TASK REQUIREMENTS. Can all of these lines be returned exactly?

DATA EXCERPTS.
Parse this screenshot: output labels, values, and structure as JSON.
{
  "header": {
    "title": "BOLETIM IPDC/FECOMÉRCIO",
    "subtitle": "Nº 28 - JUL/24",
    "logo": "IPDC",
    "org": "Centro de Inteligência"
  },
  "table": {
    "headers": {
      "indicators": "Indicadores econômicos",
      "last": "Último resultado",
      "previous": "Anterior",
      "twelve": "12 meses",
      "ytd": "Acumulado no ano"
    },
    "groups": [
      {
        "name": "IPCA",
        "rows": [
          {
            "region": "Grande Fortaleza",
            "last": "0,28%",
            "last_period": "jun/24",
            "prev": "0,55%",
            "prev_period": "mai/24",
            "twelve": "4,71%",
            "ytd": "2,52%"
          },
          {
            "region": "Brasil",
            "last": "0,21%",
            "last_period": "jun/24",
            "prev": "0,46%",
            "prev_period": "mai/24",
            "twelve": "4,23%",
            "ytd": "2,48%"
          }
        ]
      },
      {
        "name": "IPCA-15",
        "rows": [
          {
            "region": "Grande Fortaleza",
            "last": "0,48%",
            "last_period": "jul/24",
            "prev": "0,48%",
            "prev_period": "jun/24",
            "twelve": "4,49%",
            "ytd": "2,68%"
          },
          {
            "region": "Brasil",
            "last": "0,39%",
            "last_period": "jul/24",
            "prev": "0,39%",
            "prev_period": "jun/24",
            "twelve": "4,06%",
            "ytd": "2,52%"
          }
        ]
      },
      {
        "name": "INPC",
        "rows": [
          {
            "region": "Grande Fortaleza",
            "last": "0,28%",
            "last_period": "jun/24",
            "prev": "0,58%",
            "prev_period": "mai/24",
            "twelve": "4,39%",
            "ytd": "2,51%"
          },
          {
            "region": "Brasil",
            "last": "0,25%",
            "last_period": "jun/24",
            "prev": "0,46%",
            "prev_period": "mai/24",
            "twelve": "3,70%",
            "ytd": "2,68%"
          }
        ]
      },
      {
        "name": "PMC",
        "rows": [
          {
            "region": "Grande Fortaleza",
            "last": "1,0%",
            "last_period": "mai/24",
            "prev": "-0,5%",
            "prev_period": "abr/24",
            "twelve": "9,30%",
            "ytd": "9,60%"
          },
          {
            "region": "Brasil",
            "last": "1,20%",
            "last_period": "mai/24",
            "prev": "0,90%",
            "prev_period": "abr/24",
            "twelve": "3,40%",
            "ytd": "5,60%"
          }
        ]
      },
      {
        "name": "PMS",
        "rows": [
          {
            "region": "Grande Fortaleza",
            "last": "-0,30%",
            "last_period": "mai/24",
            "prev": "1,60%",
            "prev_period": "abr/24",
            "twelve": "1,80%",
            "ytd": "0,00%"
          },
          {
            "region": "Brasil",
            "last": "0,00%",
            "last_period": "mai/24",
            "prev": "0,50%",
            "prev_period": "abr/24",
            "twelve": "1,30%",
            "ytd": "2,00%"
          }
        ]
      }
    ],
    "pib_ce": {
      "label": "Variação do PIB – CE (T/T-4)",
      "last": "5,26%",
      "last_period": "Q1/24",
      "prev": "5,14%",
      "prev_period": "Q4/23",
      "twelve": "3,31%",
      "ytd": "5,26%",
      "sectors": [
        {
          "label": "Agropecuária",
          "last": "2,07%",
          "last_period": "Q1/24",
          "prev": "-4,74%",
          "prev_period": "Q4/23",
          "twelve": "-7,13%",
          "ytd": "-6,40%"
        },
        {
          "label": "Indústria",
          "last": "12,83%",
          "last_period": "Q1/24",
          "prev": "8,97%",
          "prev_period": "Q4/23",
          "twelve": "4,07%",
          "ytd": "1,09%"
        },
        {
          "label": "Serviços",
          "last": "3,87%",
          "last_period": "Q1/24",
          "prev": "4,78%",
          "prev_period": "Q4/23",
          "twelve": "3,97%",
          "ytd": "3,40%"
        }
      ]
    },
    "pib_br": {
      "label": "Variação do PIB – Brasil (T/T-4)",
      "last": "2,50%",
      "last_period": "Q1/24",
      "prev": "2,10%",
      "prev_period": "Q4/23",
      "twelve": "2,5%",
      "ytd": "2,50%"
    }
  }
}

ANSWER TO THIS PROBLEM.
Parse this screenshot: output labels, values, and structure as JSON.
{
  "header": {
    "title": "BOLETIM IPDC/FECOMÉRCIO",
    "subtitle": "Nº 28 - JUL/24",
    "logo": "IPDC",
    "org": "Centro de Inteligência"
  },
  "table": {
    "headers": {
      "indicators": "Indicadores econômicos",
      "last": "Último resultado",
      "previous": "Anterior",
      "twelve": "12 meses",
      "ytd": "Acumulado no ano"
    },
    "groups": [
      {
        "name": "IPCA",
        "rows": [
          {
            "region": "Grande Fortaleza",
            "last": "0,28%",
            "last_period": "jun/24",
            "prev": "0,55%",
            "prev_period": "mai/24",
            "twelve": "4,71%",
            "ytd": "2,52%"
          },
          {
            "region": "Brasil",
            "last": "0,21%",
            "last_period": "jun/24",
            "prev": "0,46%",
            "prev_period": "mai/24",
            "twelve": "4,23%",
            "ytd": "2,48%"
          }
        ]
      },
      {
        "name": "IPCA-15",
        "rows": [
          {
            "region": "Grande Fortaleza",
            "last": "0,48%",
            "last_period": "jul/24",
            "prev": "0,48%",
            "prev_period": "jun/24",
            "twelve": "4,49%",
            "ytd": "2,68%"
          },
          {
            "region": "Brasil",
            "last": "0,39%",
            "last_period": "jul/24",
            "prev": "0,39%",
            "prev_period": "jun/24",
            "twelve": "4,06%",
            "ytd": "2,52%"
          }
        ]
      },
      {
        "name": "INPC",
        "rows": [
          {
            "region": "Grande Fortaleza",
            "last": "0,28%",
            "last_period": "jun/24",
            "prev": "0,58%",
            "prev_period": "mai/24",
            "twelve": "4,39%",
            "ytd": "2,51%"
          },
          {
            "region": "Brasil",
            "last": "0,25%",
            "last_period": "jun/24",
            "prev": "0,46%",
            "prev_period": "mai/24",
            "twelve": "3,70%",
            "ytd": "2,68%"
          }
        ]
      },
      {
        "name": "PMC",
        "rows": [
          {
            "region": "Grande Fortaleza",
            "last": "1,0%",
            "last_period": "mai/24",
            "prev": "-0,5%",
            "prev_period": "abr/24",
            "twelve": "9,30%",
            "ytd": "9,60%"
          },
          {
            "region": "Brasil",
            "last": "1,20%",
            "last_period": "mai/24",
            "prev": "0,90%",
            "prev_period": "abr/24",
            "twelve": "3,40%",
            "ytd": "5,60%"
          }
        ]
      },
      {
        "name": "PMS",
        "rows": [
          {
            "region": "Grande Fortaleza",
            "last": "-0,30%",
            "last_period": "mai/24",
            "prev": "1,60%",
            "prev_period": "abr/24",
            "twelve": "1,80%",
            "ytd": "0,00%"
          },
          {
            "region": "Brasil",
            "last": "0,00%",
            "last_period": "mai/24",
            "prev": "0,50%",
            "prev_period": "abr/24",
            "twelve": "1,30%",
            "ytd": "2,00%"
          }
        ]
      }
    ],
    "pib_ce": {
      "label": "Variação do PIB – CE (T/T-4)",
      "last": "5,26%",
      "last_period": "Q1/24",
      "prev": "5,14%",
      "prev_period": "Q4/23",
      "twelve": "3,31%",
      "ytd": "5,26%",
      "sectors": [
        {
          "label": "Agropecuária",
          "last": "2,07%",
          "last_period": "Q1/24",
          "prev": "-4,74%",
          "prev_period": "Q4/23",
          "twelve": "-7,13%",
          "ytd": "-6,40%"
        },
        {
          "label": "Indústria",
          "last": "12,83%",
          "last_period": "Q1/24",
          "prev": "8,97%",
          "prev_period": "Q4/23",
          "twelve": "4,07%",
          "ytd": "1,09%"
        },
        {
          "label": "Serviços",
          "last": "3,87%",
          "last_period": "Q1/24",
          "prev": "4,78%",
          "prev_period": "Q4/23",
          "twelve": "3,97%",
          "ytd": "3,40%"
        }
      ]
    },
    "pib_br": {
      "label": "Variação do PIB – Brasil (T/T-4)",
      "last": "2,50%",
      "last_period": "Q1/24",
      "prev": "2,10%",
      "prev_period": "Q4/23",
      "twelve": "2,5%",
      "ytd": "2,50%"
    }
  }
}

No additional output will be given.